Records shown
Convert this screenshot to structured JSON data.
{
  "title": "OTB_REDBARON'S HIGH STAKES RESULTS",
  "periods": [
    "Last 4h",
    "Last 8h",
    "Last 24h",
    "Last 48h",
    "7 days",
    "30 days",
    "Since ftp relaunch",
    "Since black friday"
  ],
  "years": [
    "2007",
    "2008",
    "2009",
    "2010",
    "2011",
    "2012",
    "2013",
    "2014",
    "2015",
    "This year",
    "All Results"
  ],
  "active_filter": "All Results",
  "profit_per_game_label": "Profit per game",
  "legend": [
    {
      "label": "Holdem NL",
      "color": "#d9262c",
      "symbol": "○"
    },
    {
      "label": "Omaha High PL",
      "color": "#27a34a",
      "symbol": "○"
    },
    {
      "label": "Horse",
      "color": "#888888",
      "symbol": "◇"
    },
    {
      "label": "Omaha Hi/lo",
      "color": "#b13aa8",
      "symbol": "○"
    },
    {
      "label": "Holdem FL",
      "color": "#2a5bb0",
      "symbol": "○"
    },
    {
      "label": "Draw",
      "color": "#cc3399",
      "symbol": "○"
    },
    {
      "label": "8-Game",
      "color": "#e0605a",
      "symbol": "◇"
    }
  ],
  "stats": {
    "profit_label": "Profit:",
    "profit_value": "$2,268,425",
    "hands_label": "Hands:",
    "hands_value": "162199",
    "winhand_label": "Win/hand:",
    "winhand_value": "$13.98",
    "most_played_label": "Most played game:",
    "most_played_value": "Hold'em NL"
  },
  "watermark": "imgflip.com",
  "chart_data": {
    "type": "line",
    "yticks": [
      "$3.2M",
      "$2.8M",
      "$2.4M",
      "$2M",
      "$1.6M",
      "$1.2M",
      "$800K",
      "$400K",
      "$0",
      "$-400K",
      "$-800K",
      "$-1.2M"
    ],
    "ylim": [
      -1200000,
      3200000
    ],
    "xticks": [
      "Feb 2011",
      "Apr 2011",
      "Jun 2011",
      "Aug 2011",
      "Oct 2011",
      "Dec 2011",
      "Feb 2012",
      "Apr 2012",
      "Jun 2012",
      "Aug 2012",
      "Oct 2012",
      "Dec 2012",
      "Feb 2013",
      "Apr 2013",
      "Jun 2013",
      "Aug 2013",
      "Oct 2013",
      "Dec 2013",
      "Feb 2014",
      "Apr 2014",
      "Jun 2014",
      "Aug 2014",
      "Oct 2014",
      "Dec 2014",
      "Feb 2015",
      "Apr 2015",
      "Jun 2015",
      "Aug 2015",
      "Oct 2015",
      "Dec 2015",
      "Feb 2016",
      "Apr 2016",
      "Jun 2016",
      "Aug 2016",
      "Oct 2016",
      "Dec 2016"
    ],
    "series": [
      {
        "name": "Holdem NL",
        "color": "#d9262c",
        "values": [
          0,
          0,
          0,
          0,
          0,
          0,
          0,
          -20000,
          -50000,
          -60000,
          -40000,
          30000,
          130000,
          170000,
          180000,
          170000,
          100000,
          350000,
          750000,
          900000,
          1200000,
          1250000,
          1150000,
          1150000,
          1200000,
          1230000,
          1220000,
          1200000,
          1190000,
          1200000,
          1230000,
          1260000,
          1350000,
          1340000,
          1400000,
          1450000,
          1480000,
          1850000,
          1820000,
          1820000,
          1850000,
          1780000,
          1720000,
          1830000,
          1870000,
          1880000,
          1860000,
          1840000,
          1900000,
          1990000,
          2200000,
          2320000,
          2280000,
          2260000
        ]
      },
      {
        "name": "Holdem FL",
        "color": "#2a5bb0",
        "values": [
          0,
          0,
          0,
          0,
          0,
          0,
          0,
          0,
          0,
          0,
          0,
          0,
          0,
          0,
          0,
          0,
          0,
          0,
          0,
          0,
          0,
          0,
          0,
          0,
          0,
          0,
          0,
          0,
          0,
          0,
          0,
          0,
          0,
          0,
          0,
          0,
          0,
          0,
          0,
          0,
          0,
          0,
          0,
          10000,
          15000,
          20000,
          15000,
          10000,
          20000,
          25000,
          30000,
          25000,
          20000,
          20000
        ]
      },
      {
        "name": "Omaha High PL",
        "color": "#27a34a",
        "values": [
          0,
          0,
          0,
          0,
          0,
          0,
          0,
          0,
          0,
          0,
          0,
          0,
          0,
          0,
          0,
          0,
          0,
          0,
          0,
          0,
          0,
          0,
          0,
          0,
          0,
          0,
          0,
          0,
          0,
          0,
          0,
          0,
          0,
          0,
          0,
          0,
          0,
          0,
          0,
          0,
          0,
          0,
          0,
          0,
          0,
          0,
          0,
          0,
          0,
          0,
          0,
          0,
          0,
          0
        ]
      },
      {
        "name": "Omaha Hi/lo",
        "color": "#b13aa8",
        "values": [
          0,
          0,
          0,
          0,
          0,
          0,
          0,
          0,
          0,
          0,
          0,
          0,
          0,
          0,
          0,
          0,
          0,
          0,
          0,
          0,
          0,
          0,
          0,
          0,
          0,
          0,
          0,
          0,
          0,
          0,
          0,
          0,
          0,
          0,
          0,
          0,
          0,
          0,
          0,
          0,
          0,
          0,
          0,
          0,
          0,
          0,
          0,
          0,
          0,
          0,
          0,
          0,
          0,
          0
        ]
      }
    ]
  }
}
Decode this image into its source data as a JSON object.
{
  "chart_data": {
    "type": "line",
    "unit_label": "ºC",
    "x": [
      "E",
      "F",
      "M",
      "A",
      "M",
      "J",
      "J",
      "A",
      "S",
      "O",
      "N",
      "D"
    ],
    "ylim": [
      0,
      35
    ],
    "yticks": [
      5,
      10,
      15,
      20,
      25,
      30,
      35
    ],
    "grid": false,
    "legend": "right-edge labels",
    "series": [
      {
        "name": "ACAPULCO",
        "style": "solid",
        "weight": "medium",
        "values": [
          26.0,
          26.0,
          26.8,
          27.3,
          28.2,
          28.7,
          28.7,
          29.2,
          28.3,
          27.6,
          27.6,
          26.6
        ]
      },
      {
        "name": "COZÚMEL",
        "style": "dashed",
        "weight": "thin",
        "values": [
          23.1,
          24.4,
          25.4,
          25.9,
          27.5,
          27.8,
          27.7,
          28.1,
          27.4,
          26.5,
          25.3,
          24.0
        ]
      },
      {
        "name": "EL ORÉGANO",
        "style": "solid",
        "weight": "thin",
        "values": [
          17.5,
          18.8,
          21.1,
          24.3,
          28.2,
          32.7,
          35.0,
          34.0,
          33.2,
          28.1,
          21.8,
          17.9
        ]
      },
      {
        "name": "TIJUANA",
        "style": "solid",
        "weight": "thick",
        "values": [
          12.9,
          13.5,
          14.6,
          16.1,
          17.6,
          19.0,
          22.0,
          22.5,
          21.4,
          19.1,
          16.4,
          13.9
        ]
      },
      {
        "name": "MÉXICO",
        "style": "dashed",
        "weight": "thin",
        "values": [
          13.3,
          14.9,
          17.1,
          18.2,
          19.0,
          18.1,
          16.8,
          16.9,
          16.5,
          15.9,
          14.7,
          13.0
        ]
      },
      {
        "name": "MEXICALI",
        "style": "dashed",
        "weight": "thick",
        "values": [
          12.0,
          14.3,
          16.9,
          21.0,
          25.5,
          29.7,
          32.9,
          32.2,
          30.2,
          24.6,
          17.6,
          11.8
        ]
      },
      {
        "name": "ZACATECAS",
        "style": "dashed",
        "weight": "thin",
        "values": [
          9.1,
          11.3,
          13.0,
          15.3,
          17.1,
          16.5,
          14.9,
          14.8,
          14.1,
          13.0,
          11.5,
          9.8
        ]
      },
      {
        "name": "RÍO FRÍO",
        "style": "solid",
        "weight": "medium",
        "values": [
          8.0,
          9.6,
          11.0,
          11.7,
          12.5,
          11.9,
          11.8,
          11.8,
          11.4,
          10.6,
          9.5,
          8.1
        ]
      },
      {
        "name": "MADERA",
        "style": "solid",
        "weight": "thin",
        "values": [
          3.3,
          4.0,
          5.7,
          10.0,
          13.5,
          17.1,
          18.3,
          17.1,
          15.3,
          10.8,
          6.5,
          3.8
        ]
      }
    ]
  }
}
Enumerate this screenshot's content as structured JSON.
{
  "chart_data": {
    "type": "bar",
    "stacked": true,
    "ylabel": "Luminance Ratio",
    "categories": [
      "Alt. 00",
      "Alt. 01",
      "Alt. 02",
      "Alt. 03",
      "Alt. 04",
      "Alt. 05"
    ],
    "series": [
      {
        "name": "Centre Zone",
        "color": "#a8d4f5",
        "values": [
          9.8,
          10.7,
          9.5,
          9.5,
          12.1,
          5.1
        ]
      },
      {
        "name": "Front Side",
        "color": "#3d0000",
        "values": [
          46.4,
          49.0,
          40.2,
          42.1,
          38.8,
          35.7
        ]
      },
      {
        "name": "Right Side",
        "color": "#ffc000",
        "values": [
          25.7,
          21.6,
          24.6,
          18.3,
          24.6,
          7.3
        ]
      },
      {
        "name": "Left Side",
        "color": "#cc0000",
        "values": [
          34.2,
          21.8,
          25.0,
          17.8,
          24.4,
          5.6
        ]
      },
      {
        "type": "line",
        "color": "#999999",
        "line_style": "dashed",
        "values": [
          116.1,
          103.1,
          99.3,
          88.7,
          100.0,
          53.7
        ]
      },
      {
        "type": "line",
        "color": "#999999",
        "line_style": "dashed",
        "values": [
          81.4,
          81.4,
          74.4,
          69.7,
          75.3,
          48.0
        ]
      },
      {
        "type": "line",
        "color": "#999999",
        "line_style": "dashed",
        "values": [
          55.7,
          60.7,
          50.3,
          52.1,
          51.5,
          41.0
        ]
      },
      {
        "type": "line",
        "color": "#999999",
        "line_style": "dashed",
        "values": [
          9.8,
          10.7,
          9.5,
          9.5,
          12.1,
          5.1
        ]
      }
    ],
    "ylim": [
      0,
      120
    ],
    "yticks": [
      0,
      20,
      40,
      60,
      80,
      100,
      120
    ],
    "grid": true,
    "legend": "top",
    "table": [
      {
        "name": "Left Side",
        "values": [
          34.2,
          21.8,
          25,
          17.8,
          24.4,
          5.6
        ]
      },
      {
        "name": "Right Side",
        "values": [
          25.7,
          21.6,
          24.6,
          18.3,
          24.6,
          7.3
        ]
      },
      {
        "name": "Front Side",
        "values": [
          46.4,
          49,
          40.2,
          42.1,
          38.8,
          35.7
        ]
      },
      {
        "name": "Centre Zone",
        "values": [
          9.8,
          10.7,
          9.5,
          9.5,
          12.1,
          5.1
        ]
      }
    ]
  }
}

Aim
Of the lines above, how many include the word "structured"? Reply with the number only.

Exercise solution
2